> [Goal of the exercise]: Search the records for "populaire" and copy each line that holds it.

(Dataset entries)

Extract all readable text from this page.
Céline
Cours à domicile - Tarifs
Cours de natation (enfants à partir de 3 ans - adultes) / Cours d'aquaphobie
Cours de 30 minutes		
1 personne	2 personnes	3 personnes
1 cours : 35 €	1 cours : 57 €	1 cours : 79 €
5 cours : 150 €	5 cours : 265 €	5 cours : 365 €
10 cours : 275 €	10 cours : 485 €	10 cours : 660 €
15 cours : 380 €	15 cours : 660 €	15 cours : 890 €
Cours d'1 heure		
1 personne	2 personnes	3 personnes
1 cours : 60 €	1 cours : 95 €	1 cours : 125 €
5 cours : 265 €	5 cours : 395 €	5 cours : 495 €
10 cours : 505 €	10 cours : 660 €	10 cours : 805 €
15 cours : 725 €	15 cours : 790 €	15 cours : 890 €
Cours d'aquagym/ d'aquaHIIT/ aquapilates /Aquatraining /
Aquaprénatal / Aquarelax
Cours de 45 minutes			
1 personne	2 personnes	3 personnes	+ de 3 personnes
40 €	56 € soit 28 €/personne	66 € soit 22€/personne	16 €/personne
--
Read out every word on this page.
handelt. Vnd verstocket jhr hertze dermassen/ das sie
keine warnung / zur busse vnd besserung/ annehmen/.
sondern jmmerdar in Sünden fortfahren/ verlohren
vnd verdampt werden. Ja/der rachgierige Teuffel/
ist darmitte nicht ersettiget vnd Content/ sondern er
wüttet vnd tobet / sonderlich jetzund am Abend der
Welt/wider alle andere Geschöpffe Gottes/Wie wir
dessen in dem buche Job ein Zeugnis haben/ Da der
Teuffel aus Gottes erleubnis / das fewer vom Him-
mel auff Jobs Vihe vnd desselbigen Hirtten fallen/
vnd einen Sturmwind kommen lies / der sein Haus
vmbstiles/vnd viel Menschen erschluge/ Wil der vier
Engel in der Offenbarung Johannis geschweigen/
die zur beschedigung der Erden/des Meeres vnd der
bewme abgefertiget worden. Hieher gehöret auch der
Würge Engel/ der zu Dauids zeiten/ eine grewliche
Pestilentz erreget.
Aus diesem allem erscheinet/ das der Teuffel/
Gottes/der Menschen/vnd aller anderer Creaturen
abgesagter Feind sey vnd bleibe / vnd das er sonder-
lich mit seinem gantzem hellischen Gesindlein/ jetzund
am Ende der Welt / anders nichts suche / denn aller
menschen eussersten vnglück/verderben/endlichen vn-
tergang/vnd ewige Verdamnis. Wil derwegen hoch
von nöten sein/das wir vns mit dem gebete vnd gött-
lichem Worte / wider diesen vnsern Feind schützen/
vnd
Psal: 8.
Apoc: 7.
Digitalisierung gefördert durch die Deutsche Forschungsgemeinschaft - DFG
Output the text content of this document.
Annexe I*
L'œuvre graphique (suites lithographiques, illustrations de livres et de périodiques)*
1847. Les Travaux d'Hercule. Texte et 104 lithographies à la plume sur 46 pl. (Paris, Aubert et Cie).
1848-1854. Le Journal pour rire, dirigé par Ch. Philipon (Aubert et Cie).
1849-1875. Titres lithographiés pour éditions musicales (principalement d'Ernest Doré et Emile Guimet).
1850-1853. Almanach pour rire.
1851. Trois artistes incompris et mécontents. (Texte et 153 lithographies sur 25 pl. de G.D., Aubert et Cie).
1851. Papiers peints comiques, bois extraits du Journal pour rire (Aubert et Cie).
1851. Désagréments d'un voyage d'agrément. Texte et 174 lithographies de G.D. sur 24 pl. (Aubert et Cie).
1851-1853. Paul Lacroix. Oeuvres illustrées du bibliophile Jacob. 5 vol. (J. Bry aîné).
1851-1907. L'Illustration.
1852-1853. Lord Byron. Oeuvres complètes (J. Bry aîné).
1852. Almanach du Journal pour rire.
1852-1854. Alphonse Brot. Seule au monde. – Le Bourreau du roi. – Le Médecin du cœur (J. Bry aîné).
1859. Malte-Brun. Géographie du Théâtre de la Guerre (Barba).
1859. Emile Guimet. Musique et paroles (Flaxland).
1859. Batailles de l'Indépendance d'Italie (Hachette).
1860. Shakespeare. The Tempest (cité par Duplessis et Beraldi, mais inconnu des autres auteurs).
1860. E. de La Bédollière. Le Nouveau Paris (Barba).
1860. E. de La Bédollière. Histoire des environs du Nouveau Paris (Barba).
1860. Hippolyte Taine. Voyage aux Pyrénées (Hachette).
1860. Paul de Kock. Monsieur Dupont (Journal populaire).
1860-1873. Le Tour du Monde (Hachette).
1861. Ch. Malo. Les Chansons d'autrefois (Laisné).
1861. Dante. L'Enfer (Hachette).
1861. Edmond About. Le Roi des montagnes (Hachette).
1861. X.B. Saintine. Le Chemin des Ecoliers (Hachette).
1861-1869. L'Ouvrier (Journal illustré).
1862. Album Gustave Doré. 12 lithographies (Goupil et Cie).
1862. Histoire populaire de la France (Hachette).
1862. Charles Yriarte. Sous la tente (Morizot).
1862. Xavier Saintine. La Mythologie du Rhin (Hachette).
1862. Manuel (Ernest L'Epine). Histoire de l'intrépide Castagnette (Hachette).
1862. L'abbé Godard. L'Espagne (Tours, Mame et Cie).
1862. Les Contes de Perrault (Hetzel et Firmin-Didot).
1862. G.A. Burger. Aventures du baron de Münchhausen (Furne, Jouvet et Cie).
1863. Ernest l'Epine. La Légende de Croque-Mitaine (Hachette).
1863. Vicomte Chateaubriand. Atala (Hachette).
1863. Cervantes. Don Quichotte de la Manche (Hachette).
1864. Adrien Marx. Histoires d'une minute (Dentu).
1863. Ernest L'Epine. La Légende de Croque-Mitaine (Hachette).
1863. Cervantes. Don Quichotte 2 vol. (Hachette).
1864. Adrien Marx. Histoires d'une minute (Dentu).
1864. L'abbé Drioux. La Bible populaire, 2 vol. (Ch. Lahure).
---
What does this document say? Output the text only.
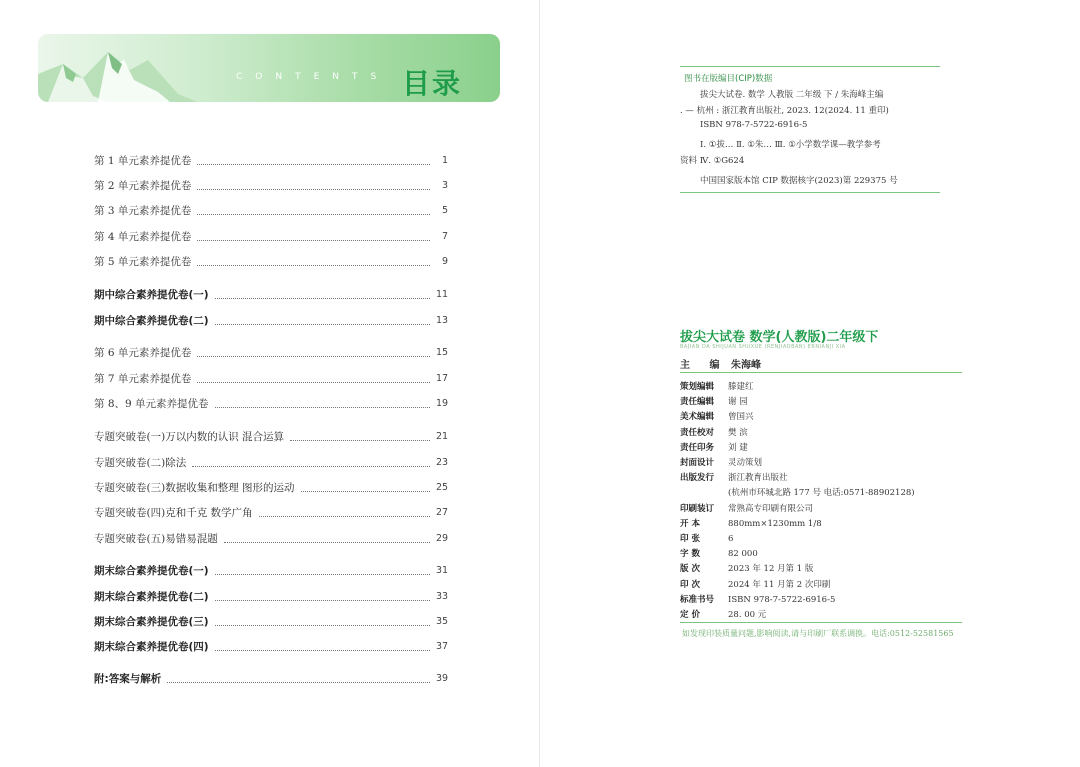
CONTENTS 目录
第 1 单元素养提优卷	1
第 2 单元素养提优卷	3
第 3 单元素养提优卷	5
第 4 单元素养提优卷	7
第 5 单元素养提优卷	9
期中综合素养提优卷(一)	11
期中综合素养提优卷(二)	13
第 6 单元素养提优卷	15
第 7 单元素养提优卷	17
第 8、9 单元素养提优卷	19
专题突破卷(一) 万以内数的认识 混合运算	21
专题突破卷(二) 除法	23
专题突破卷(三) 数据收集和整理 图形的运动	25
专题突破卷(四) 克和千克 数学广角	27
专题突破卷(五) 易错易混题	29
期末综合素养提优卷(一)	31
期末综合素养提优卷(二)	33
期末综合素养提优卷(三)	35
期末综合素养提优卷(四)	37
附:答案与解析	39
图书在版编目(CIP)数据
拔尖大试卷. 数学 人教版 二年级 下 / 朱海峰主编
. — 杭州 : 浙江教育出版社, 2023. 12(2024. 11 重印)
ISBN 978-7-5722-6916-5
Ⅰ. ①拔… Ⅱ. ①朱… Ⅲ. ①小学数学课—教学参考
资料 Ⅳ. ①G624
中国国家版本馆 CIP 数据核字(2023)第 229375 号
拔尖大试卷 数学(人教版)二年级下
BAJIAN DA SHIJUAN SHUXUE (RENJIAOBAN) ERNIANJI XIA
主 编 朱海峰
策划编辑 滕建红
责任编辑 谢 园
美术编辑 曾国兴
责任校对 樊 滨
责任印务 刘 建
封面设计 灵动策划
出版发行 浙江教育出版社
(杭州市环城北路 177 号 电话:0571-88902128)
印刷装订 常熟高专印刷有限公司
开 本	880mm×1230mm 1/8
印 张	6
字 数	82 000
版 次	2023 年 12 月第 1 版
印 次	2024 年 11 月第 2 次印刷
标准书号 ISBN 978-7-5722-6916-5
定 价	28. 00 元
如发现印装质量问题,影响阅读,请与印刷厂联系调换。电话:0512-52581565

> [Finished exercise]:
1860. Paul de Kock. Monsieur Dupont (Journal populaire).
1862. Histoire populaire de la France (Hachette).
1864. L'abbé Drioux. La Bible populaire, 2 vol. (Ch. Lahure).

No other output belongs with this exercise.